Figure collection entries

══════════

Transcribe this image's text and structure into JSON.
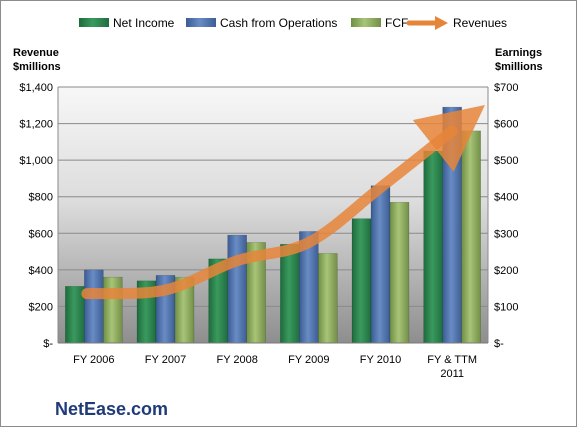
{
  "chart_data": {
    "type": "bar",
    "title": "",
    "categories": [
      "FY 2006",
      "FY 2007",
      "FY 2008",
      "FY 2009",
      "FY 2010",
      "FY & TTM 2011"
    ],
    "series": [
      {
        "name": "Net Income",
        "axis": "right",
        "values": [
          155,
          170,
          230,
          270,
          340,
          525
        ],
        "color": "#2e8a52"
      },
      {
        "name": "Cash from Operations",
        "axis": "right",
        "values": [
          200,
          185,
          295,
          305,
          430,
          645
        ],
        "color": "#4f74ad"
      },
      {
        "name": "FCF",
        "axis": "right",
        "values": [
          180,
          180,
          275,
          245,
          385,
          580
        ],
        "color": "#8fad5e"
      }
    ],
    "line_series": {
      "name": "Revenues",
      "axis": "left",
      "values": [
        270,
        290,
        450,
        550,
        850,
        1160
      ],
      "color": "#e6853a"
    },
    "left_axis": {
      "label_line1": "Revenue",
      "label_line2": "$millions",
      "ylim": [
        0,
        1400
      ],
      "ticks": [
        "$-",
        "$200",
        "$400",
        "$600",
        "$800",
        "$1,000",
        "$1,200",
        "$1,400"
      ]
    },
    "right_axis": {
      "label_line1": "Earnings",
      "label_line2": "$millions",
      "ylim": [
        0,
        700
      ],
      "ticks": [
        "$-",
        "$100",
        "$200",
        "$300",
        "$400",
        "$500",
        "$600",
        "$700"
      ]
    },
    "x_tick_labels": [
      [
        "FY 2006"
      ],
      [
        "FY 2007"
      ],
      [
        "FY 2008"
      ],
      [
        "FY 2009"
      ],
      [
        "FY 2010"
      ],
      [
        "FY & TTM",
        "2011"
      ]
    ],
    "grid": true,
    "legend_position": "top",
    "watermark": "NetEase.com"
  }
}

══════════

WHAT IS ASKED:
Excluding the pictures, restate the records above word for word.

THE ANSWER:
Transcribe this image's text and structure into JSON.
{
  "chart_data": {
    "type": "bar",
    "title": "",
    "categories": [
      "FY 2006",
      "FY 2007",
      "FY 2008",
      "FY 2009",
      "FY 2010",
      "FY & TTM 2011"
    ],
    "series": [
      {
        "name": "Net Income",
        "axis": "right",
        "values": [
          155,
          170,
          230,
          270,
          340,
          525
        ],
        "color": "#2e8a52"
      },
      {
        "name": "Cash from Operations",
        "axis": "right",
        "values": [
          200,
          185,
          295,
          305,
          430,
          645
        ],
        "color": "#4f74ad"
      },
      {
        "name": "FCF",
        "axis": "right",
        "values": [
          180,
          180,
          275,
          245,
          385,
          580
        ],
        "color": "#8fad5e"
      }
    ],
    "line_series": {
      "name": "Revenues",
      "axis": "left",
      "values": [
        270,
        290,
        450,
        550,
        850,
        1160
      ],
      "color": "#e6853a"
    },
    "left_axis": {
      "label_line1": "Revenue",
      "label_line2": "$millions",
      "ylim": [
        0,
        1400
      ],
      "ticks": [
        "$-",
        "$200",
        "$400",
        "$600",
        "$800",
        "$1,000",
        "$1,200",
        "$1,400"
      ]
    },
    "right_axis": {
      "label_line1": "Earnings",
      "label_line2": "$millions",
      "ylim": [
        0,
        700
      ],
      "ticks": [
        "$-",
        "$100",
        "$200",
        "$300",
        "$400",
        "$500",
        "$600",
        "$700"
      ]
    },
    "x_tick_labels": [
      [
        "FY 2006"
      ],
      [
        "FY 2007"
      ],
      [
        "FY 2008"
      ],
      [
        "FY 2009"
      ],
      [
        "FY 2010"
      ],
      [
        "FY & TTM",
        "2011"
      ]
    ],
    "grid": true,
    "legend_position": "top",
    "watermark": "NetEase.com"
  }
}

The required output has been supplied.